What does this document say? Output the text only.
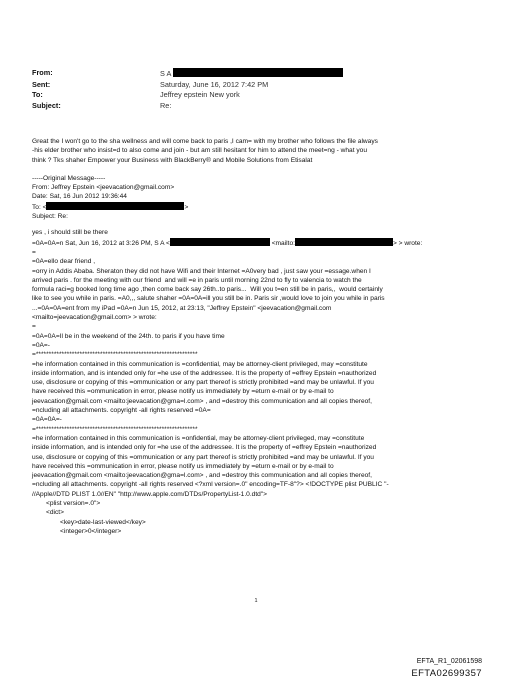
From:	S A
Sent:	Saturday, June 16, 2012 7:42 PM
To:	Jeffrey epstein New york
Subject:	Re:

Great the I won't go to the sha wellness and will come back to paris ,I cam= with my brother who follows the file always

-his elder brother who insist=d to also come and join - but am still hesitant for him to attend the meet=ng - what you

think ? Tks shaher Empower your Business with BlackBerry® and Mobile Solutions from Etisalat

-----Original Message-----

From: Jeffrey Epstein <jeevacation@gmail.com>

Date: Sat, 16 Jun 2012 19:36:44

To: <	>

Subject: Re:

yes , i should still be there

=0A=0A=n Sat, Jun 16, 2012 at 3:26 PM, S A <	<mailto:	> > wrote:

=

=0A=ello dear friend ,

=orry in Addis Ababa. Sheraton they did not have Wifi and their Internet =A0very bad , just saw your =essage.when I

arrived paris . for the meeting with our friend  and will =e in paris until morning 22nd to fly to valencia to watch the

formula raci=g booked long time ago ,then come back say 26th..to paris...  Will you t=en still be in paris,,  would certainly

like to see you while in paris. =A0,,, salute shaher =0A=0A=ill you still be in. Paris sir ,would love to join you while in paris

...=0A=0A=ent from my iPad =0A=n Jun 15, 2012, at 23:13, "Jeffrey Epstein" <jeevacation@gmail.com

<mailto=jeevacation@gmail.com> > wrote:

=

=0A=0A=Il be in the weekend of the 24th. to paris if you have time

=0A=-

=***************************************************************

=he information contained in this communication is =confidential, may be attorney-client privileged, may =constitute

inside information, and is intended only for =he use of the addressee. It is the property of =effrey Epstein =nauthorized

use, disclosure or copying of this =ommunication or any part thereof is strictly prohibited =and may be unlawful. If you

have received this =ommunication in error, please notify us immediately by =eturn e-mail or by e-mail to

jeevacation@gmail.com <mailto:jeevacation@gma=l.com> , and =destroy this communication and all copies thereof,

=ncluding all attachments. copyright -all rights reserved =0A=

=0A=0A=-

=***************************************************************

=he information contained in this communication is =onfidential, may be attorney-client privileged, may =constitute

inside information, and is intended only for =he use of the addressee. It is the property of =effrey Epstein =nauthorized

use, disclosure or copying of this =ommunication or any part thereof is strictly prohibited =and may be unlawful. If you

have received this =ommunication in error, please notify us immediately by =eturn e-mail or by e-mail to

jeevacation@gmail.com <mailto:jeevacation@gma=l.com> , and =destroy this communication and all copies thereof,

=ncluding all attachments. copyright -all rights reserved <?xml version=.0" encoding=TF-8"?> <!DOCTYPE plist PUBLIC "-

//Apple//DTD PLIST 1.0//EN" "http://www.apple.com/DTDs/PropertyList-1.0.dtd">

<plist version=.0">

<dict>

<key>date-last-viewed</key>

<integer>0</integer>

1
EFTA_R1_02061598
EFTA02699357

*Challenge*
Using the listing, copy every line where the word "wrote" shows up.

*In response*
=0A=0A=n Sat, Jun 16, 2012 at 3:26 PM, S A <	<mailto:	> > wrote:
<mailto=jeevacation@gmail.com> > wrote:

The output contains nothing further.